**Task instructions:** Reproduce all entries word for word.

**Entries shown:**

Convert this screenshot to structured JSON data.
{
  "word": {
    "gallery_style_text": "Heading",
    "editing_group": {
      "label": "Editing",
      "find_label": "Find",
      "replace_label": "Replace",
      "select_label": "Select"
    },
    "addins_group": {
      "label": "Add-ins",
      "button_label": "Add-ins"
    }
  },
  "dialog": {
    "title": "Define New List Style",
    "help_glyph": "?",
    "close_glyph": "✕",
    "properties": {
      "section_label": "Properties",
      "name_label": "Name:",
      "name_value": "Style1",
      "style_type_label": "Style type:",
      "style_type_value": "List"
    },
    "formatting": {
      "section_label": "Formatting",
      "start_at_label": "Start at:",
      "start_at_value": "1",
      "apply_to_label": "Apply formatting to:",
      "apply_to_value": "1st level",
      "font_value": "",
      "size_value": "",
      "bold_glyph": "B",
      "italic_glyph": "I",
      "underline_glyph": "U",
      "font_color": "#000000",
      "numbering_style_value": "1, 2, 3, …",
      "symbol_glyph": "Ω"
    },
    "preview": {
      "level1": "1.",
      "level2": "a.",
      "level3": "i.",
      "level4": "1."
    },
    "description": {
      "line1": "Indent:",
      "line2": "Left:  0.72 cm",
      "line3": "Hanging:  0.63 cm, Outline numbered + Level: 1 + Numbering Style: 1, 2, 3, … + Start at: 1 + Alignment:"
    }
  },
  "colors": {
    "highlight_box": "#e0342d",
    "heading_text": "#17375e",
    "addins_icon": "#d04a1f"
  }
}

**Answer to this problem:**
Convert this screenshot to structured JSON data.
{
  "word": {
    "gallery_style_text": "Heading",
    "editing_group": {
      "label": "Editing",
      "find_label": "Find",
      "replace_label": "Replace",
      "select_label": "Select"
    },
    "addins_group": {
      "label": "Add-ins",
      "button_label": "Add-ins"
    }
  },
  "dialog": {
    "title": "Define New List Style",
    "help_glyph": "?",
    "close_glyph": "✕",
    "properties": {
      "section_label": "Properties",
      "name_label": "Name:",
      "name_value": "Style1",
      "style_type_label": "Style type:",
      "style_type_value": "List"
    },
    "formatting": {
      "section_label": "Formatting",
      "start_at_label": "Start at:",
      "start_at_value": "1",
      "apply_to_label": "Apply formatting to:",
      "apply_to_value": "1st level",
      "font_value": "",
      "size_value": "",
      "bold_glyph": "B",
      "italic_glyph": "I",
      "underline_glyph": "U",
      "font_color": "#000000",
      "numbering_style_value": "1, 2, 3, …",
      "symbol_glyph": "Ω"
    },
    "preview": {
      "level1": "1.",
      "level2": "a.",
      "level3": "i.",
      "level4": "1."
    },
    "description": {
      "line1": "Indent:",
      "line2": "Left:  0.72 cm",
      "line3": "Hanging:  0.63 cm, Outline numbered + Level: 1 + Numbering Style: 1, 2, 3, … + Start at: 1 + Alignment:"
    }
  },
  "colors": {
    "highlight_box": "#e0342d",
    "heading_text": "#17375e",
    "addins_icon": "#d04a1f"
  }
}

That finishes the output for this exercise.